WHAT IS BEING ASKED:
Identify the lines holding "primo" and copy them.

Recorded data:
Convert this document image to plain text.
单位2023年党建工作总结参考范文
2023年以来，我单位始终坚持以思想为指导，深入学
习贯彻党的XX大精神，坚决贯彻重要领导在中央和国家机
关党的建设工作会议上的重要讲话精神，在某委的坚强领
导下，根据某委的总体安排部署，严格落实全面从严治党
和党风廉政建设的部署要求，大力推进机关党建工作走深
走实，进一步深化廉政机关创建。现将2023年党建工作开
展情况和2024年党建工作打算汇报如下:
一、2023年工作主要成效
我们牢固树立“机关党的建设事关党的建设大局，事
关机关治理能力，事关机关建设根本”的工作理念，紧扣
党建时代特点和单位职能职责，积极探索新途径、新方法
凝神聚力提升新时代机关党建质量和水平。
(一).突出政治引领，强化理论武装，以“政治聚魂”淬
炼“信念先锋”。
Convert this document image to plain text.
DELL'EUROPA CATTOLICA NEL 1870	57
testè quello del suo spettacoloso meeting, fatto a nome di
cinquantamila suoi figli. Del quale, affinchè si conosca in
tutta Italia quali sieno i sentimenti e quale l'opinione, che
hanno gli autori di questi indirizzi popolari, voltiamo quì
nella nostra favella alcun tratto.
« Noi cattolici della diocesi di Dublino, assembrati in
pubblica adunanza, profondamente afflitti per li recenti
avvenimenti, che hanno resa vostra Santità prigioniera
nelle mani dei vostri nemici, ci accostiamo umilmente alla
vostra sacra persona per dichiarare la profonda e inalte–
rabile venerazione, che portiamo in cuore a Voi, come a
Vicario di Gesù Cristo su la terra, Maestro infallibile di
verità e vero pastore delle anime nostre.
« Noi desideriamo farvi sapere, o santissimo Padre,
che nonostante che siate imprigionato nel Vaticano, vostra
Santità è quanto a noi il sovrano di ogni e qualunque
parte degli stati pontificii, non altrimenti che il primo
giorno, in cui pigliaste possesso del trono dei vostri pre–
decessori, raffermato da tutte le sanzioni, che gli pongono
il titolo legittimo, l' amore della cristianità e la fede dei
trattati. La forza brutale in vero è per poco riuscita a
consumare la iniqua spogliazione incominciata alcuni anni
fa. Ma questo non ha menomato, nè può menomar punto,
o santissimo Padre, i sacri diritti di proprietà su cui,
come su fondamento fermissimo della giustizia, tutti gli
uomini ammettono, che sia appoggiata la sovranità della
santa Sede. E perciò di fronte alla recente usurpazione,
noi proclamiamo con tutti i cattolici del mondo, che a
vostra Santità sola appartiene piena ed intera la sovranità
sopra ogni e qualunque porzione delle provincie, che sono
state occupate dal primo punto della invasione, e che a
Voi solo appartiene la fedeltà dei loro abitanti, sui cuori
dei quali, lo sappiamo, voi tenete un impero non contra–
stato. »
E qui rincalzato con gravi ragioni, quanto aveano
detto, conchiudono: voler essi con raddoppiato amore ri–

REPLY:
parte degli stati pontificii, non altrimenti che il primo
state occupate dal primo punto della invasione, e che a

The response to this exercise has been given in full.